Problem details: Locate every line that holds the string "morocco" and copy it.
(begin)
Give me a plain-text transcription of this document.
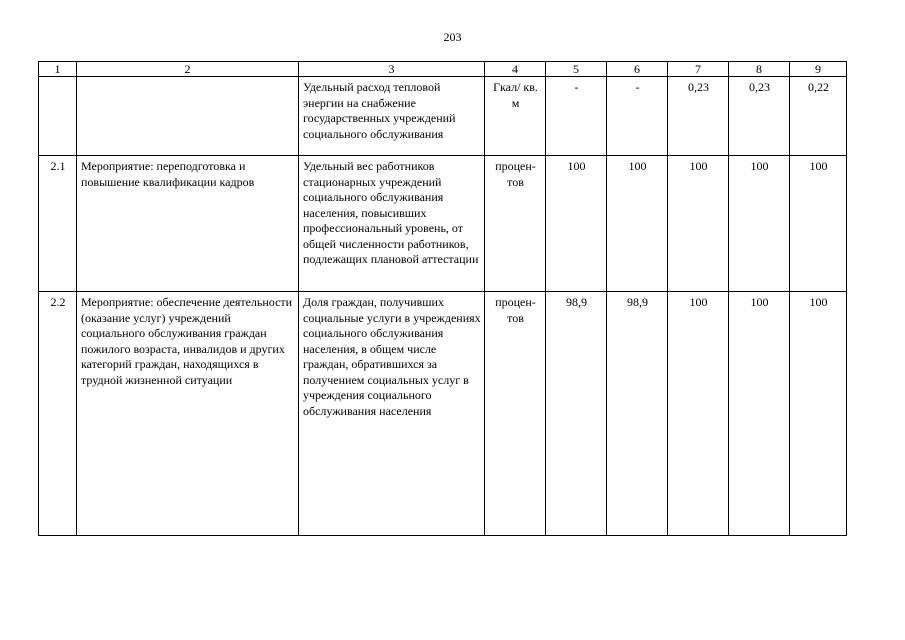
203
1	2	3	4	5	6	7	8	9
		Удельный расход тепловой энергии на снабжение государственных учреждений социального обслуживания	Гкал/ кв. м	-	-	0,23	0,23	0,22
2.1	Мероприятие: переподготовка и повышение квалификации кадров	Удельный вес работников стационарных учреждений социального обслуживания населения, повысивших профессиональный уровень, от общей численности работников, подлежащих плановой аттестации	процен-тов	100	100	100	100	100
2.2	Мероприятие: обеспечение деятельности (оказание услуг) учреждений социального обслуживания граждан пожилого возраста, инвалидов и других категорий граждан, находящихся в трудной жизненной ситуации	Доля граждан, получивших социальные услуги в учреждениях социального обслуживания населения, в общем числе граждан, обратившихся за получением социальных услуг в учреждения социального обслуживания населения	процен-тов	98,9	98,9	100	100	100
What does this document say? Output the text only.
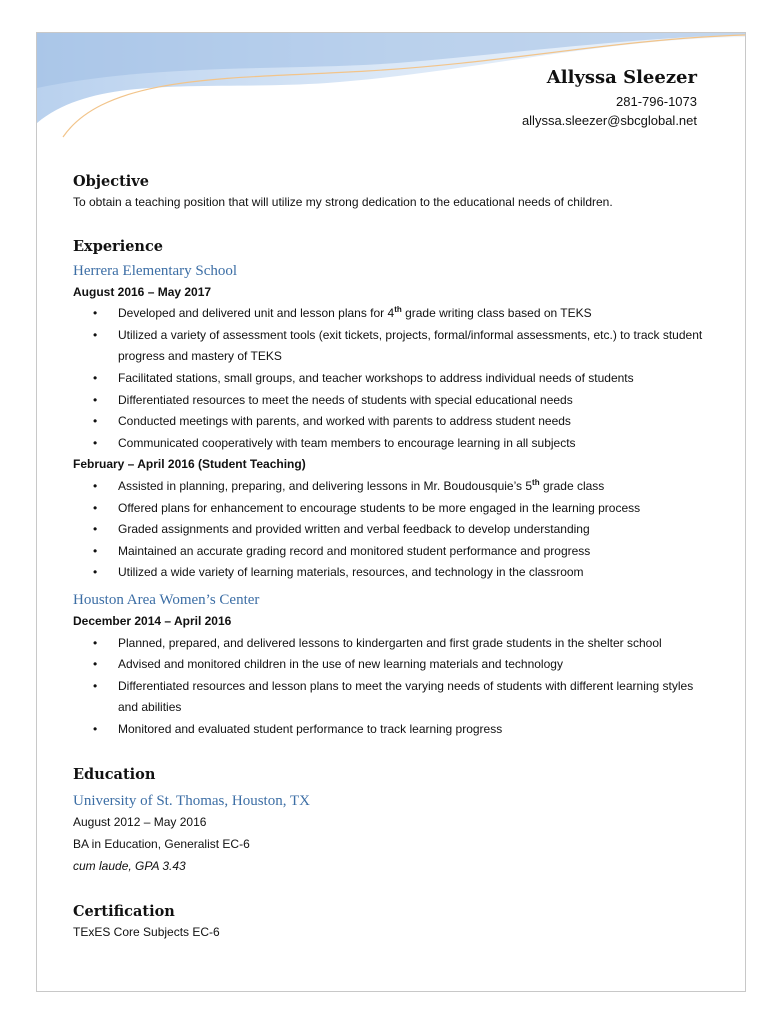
Allyssa Sleezer
281-796-1073
allyssa.sleezer@sbcglobal.net
Objective

To obtain a teaching position that will utilize my strong dedication to the educational needs of children.

Experience

Herrera Elementary School

August 2016 – May 2017

• Developed and delivered unit and lesson plans for 4th grade writing class based on TEKS
• Utilized a variety of assessment tools (exit tickets, projects, formal/informal assessments, etc.) to track student progress and mastery of TEKS
• Facilitated stations, small groups, and teacher workshops to address individual needs of students
• Differentiated resources to meet the needs of students with special educational needs
• Conducted meetings with parents, and worked with parents to address student needs
• Communicated cooperatively with team members to encourage learning in all subjects

February – April 2016 (Student Teaching)

• Assisted in planning, preparing, and delivering lessons in Mr. Boudousquie’s 5th grade class
• Offered plans for enhancement to encourage students to be more engaged in the learning process
• Graded assignments and provided written and verbal feedback to develop understanding
• Maintained an accurate grading record and monitored student performance and progress
• Utilized a wide variety of learning materials, resources, and technology in the classroom

Houston Area Women’s Center

December 2014 – April 2016

• Planned, prepared, and delivered lessons to kindergarten and first grade students in the shelter school
• Advised and monitored children in the use of new learning materials and technology
• Differentiated resources and lesson plans to meet the varying needs of students with different learning styles and abilities
• Monitored and evaluated student performance to track learning progress
Education

University of St. Thomas, Houston, TX

August 2012 – May 2016

BA in Education, Generalist EC-6

cum laude, GPA 3.43

Certification

TExES Core Subjects EC-6
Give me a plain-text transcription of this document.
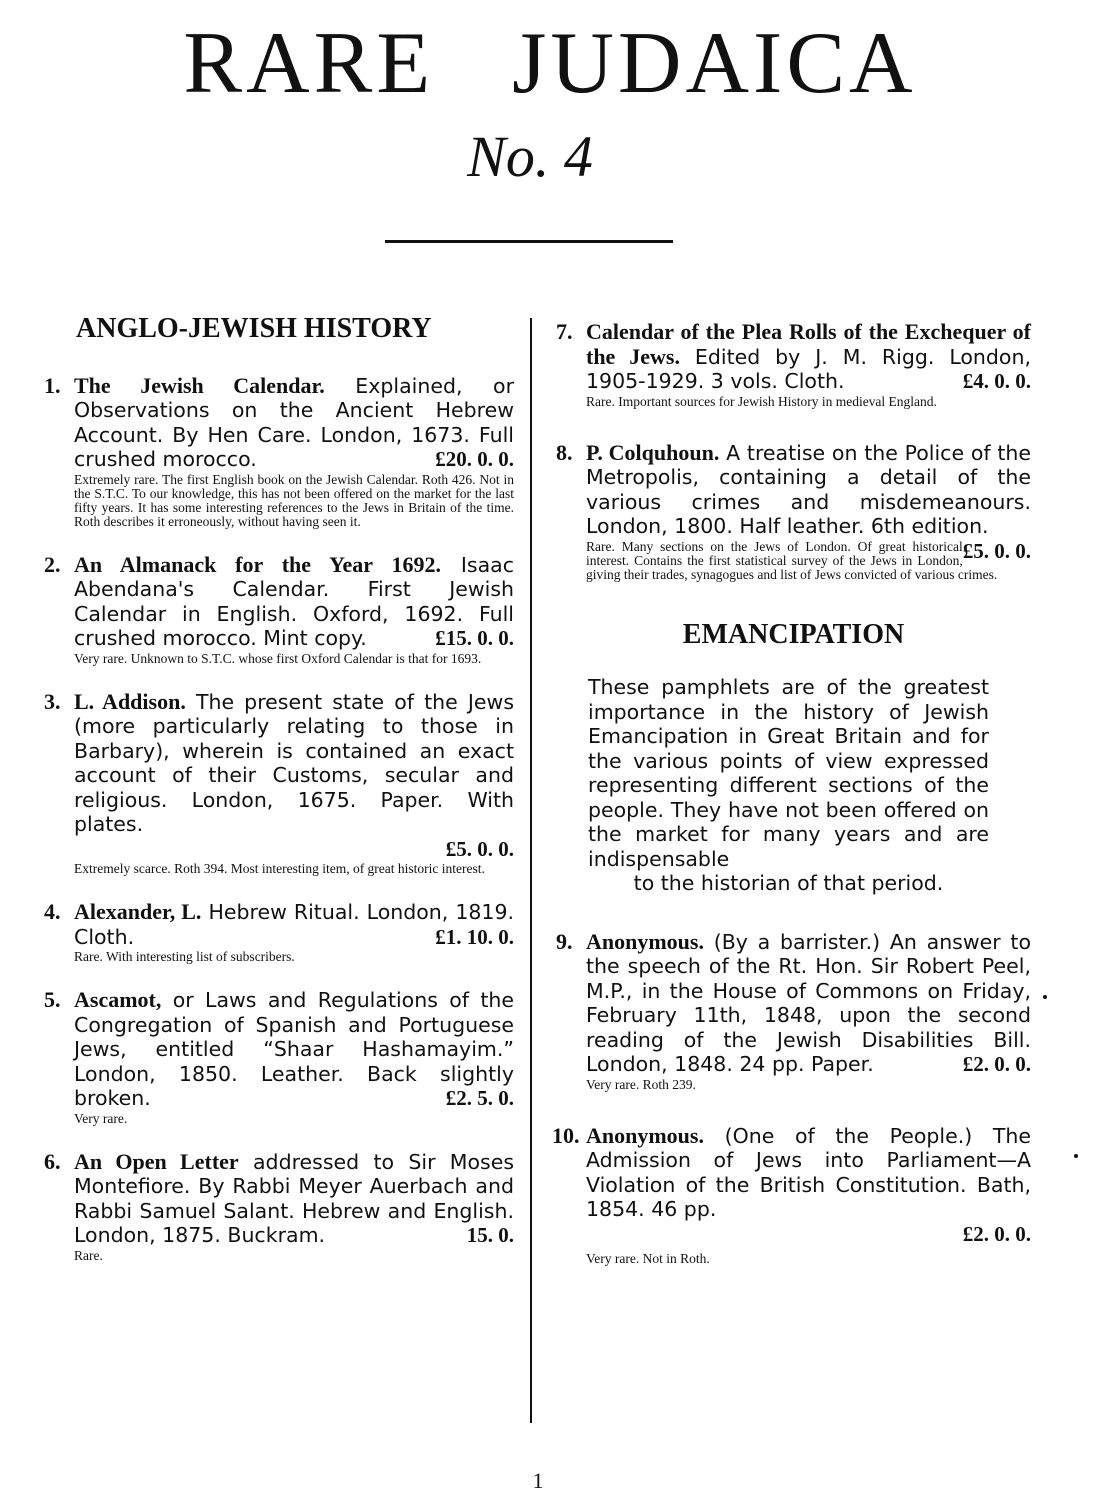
RARE   JUDAICA
No. 4
ANGLO-JEWISH HISTORY
1. The Jewish Calendar. Explained, or Observations on the Ancient Hebrew Account. By Hen Care. London, 1673. Full crushed morocco.	£20. 0. 0.
Extremely rare. The first English book on the Jewish Calendar. Roth 426. Not in the S.T.C. To our knowledge, this has not been offered on the market for the last fifty years. It has some interesting references to the Jews in Britain of the time. Roth describes it erroneously, without having seen it.
2. An Almanack for the Year 1692. Isaac Abendana's Calendar. First Jewish Calendar in English. Oxford, 1692. Full crushed morocco. Mint copy.	£15. 0. 0.
Very rare. Unknown to S.T.C. whose first Oxford Calendar is that for 1693.
3. L. Addison. The present state of the Jews (more particularly relating to those in Barbary), wherein is contained an exact account of their Customs, secular and religious. London, 1675. Paper. With plates.
£5. 0. 0.
Extremely scarce. Roth 394. Most interesting item, of great historic interest.
4. Alexander, L. Hebrew Ritual. London, 1819. Cloth.	£1. 10. 0.
Rare. With interesting list of subscribers.
5. Ascamot, or Laws and Regulations of the Congregation of Spanish and Portuguese Jews, entitled “Shaar Hashamayim.” London, 1850. Leather. Back slightly broken.	£2. 5. 0.
Very rare.
6. An Open Letter addressed to Sir Moses Montefiore. By Rabbi Meyer Auerbach and Rabbi Samuel Salant. Hebrew and English. London, 1875. Buckram.	15. 0.
Rare.
7. Calendar of the Plea Rolls of the Exchequer of the Jews. Edited by J. M. Rigg. London, 1905-1929. 3 vols. Cloth.	£4. 0. 0.
Rare. Important sources for Jewish History in medieval England.
8. P. Colquhoun. A treatise on the Police of the Metropolis, containing a detail of the various crimes and misdemeanours. London, 1800. Half leather. 6th edition.
£5. 0. 0.
Rare. Many sections on the Jews of London. Of great historical interest. Contains the first statistical survey of the Jews in London, giving their trades, synagogues and list of Jews convicted of various crimes.
EMANCIPATION
These pamphlets are of the greatest importance in the history of Jewish Emancipation in Great Britain and for the various points of view expressed representing different sections of the people. They have not been offered on the market for many years and are indispensable
to the historian of that period.
9. Anonymous. (By a barrister.) An answer to the speech of the Rt. Hon. Sir Robert Peel, M.P., in the House of Commons on Friday, February 11th, 1848, upon the second reading of the Jewish Disabilities Bill. London, 1848. 24 pp. Paper.	£2. 0. 0.
Very rare. Roth 239.
10. Anonymous. (One of the People.) The Admission of Jews into Parliament—A Violation of the British Constitution. Bath, 1854. 46 pp.
£2. 0. 0.
Very rare. Not in Roth.
1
(end)
Task result:
1. The Jewish Calendar. Explained, or Observations on the Ancient Hebrew Account. By Hen Care. London, 1673. Full crushed morocco.	£20. 0. 0.
2. An Almanack for the Year 1692. Isaac Abendana's Calendar. First Jewish Calendar in English. Oxford, 1692. Full crushed morocco. Mint copy.	£15. 0. 0.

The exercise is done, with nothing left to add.